## start Task inputs

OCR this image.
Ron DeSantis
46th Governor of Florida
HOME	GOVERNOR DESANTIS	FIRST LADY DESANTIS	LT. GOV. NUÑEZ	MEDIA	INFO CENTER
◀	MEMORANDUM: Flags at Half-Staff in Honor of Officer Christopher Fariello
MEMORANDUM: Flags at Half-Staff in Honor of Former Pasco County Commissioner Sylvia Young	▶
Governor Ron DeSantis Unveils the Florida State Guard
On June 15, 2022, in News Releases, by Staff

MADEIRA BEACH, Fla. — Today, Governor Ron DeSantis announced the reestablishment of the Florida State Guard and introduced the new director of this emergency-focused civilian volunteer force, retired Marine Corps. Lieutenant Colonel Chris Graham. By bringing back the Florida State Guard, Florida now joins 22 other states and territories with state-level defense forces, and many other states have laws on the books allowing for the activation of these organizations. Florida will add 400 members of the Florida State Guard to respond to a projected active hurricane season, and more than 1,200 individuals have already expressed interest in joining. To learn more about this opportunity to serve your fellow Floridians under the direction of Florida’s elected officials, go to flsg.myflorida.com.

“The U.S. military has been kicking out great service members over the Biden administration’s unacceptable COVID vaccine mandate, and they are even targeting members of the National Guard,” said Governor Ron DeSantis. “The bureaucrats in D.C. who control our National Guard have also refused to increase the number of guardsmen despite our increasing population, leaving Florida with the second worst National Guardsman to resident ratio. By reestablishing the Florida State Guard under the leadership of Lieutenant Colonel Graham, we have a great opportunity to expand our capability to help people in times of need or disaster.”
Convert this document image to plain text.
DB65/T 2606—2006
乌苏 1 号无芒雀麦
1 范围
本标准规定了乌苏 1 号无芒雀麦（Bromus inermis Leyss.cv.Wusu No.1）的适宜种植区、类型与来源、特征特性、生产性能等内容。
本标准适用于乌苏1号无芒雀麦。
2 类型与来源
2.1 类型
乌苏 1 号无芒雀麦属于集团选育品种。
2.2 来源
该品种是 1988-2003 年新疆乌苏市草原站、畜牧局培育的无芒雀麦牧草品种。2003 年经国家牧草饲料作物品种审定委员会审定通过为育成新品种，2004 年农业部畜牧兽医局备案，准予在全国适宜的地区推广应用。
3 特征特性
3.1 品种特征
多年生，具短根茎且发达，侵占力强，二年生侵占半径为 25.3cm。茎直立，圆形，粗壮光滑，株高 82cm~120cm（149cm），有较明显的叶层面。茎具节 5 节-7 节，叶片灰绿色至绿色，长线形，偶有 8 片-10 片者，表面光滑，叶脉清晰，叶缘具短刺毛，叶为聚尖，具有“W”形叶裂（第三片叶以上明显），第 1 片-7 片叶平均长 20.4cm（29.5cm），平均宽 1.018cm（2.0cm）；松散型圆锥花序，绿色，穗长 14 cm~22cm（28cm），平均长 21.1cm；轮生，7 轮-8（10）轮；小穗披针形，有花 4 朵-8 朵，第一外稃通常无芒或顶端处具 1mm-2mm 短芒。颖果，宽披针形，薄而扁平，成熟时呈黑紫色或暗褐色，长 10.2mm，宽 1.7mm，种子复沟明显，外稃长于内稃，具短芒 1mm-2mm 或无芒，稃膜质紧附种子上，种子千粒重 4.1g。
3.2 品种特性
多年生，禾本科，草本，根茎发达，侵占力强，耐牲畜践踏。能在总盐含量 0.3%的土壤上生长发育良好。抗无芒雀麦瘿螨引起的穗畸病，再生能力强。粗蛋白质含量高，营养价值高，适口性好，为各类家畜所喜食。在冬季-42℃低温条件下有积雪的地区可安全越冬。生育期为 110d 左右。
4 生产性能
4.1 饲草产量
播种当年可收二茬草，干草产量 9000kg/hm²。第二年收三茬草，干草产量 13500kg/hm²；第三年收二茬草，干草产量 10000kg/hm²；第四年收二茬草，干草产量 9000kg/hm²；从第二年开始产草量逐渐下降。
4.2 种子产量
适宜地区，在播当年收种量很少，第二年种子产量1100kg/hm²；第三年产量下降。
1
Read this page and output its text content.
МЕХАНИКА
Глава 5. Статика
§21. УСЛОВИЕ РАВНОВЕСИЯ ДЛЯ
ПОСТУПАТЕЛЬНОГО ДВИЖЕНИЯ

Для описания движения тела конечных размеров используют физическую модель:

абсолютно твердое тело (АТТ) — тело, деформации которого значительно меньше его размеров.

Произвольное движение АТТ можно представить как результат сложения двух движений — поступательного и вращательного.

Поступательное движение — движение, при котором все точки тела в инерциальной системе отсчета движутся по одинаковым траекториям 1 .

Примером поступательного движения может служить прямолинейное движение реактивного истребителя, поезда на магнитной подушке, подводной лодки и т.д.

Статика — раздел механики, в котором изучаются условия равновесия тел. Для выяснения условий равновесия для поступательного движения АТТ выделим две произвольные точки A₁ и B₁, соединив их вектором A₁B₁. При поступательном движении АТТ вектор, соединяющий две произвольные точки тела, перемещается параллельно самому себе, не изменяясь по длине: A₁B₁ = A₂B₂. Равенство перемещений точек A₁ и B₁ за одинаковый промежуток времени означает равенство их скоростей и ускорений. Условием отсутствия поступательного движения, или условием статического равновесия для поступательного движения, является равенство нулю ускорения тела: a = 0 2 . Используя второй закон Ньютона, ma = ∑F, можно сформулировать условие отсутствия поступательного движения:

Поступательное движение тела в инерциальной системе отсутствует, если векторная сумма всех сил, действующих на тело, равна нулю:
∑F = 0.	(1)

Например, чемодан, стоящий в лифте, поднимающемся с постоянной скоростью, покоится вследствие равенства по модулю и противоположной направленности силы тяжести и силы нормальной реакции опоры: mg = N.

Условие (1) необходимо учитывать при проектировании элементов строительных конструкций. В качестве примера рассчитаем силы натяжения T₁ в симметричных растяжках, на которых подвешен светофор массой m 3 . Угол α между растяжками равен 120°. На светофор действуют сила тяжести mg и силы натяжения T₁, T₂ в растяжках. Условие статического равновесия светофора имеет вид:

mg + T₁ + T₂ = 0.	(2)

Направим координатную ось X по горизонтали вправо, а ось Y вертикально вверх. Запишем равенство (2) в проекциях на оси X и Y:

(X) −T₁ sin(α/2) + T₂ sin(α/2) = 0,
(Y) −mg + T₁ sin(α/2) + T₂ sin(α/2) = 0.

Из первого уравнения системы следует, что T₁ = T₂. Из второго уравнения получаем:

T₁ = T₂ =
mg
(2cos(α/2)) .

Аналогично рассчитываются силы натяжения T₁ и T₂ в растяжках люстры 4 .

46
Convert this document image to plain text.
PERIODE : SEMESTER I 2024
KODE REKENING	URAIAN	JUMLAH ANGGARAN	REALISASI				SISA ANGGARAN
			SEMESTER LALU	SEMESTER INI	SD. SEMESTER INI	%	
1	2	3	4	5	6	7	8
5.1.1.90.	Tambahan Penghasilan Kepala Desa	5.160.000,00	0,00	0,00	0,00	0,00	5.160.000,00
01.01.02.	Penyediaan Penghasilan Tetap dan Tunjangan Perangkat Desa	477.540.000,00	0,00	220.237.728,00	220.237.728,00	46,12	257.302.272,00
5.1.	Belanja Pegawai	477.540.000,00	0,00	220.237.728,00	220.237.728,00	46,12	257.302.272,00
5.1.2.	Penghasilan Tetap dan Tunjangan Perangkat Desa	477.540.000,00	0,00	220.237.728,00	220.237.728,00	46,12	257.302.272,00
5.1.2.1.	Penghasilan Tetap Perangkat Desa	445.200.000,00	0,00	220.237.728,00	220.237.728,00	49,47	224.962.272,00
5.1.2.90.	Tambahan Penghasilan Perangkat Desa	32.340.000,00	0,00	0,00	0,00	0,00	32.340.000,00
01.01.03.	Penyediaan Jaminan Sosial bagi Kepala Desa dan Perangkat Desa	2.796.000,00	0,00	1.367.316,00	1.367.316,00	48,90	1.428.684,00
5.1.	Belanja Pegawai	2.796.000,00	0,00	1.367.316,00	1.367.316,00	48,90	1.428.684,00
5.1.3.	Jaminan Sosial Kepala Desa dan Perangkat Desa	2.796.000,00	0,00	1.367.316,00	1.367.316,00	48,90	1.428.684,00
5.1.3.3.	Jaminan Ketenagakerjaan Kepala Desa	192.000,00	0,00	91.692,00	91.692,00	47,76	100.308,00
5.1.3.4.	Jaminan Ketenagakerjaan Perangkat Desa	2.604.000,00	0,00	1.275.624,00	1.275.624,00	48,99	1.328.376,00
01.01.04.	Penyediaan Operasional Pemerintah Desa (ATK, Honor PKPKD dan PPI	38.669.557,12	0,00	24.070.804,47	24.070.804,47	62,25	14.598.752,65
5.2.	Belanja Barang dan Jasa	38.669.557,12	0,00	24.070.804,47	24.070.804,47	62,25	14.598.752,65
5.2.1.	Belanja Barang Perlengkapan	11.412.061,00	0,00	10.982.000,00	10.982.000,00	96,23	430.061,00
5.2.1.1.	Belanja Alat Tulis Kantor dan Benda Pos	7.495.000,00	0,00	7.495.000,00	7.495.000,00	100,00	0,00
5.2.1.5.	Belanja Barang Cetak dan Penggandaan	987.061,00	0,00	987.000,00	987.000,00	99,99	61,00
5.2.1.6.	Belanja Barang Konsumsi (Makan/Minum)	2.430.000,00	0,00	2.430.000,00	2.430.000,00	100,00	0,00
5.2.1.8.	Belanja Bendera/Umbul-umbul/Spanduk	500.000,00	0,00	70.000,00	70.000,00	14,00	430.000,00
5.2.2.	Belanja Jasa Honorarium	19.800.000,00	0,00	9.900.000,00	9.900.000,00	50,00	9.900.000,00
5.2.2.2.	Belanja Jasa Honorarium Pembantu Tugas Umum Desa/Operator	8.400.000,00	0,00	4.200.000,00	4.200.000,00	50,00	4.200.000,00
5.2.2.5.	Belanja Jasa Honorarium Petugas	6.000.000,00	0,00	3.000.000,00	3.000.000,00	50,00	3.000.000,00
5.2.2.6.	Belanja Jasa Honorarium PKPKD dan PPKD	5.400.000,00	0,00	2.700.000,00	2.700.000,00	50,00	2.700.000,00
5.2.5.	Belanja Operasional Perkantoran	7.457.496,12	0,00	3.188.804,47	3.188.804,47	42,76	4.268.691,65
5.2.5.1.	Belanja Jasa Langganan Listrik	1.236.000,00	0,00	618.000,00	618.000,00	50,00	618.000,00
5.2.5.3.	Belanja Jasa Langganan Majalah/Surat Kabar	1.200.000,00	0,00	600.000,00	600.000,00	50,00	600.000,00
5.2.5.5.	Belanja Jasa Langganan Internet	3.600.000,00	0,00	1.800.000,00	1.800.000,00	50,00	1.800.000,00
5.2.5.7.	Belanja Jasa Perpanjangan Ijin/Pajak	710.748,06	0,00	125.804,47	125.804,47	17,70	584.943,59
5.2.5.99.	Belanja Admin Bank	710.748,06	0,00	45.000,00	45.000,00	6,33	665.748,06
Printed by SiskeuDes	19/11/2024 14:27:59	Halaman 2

## end Task inputs

▶ [Goal]
State how many lines of the material contain the string "растяжках", with no other words.

▶ [Reply to the task]
2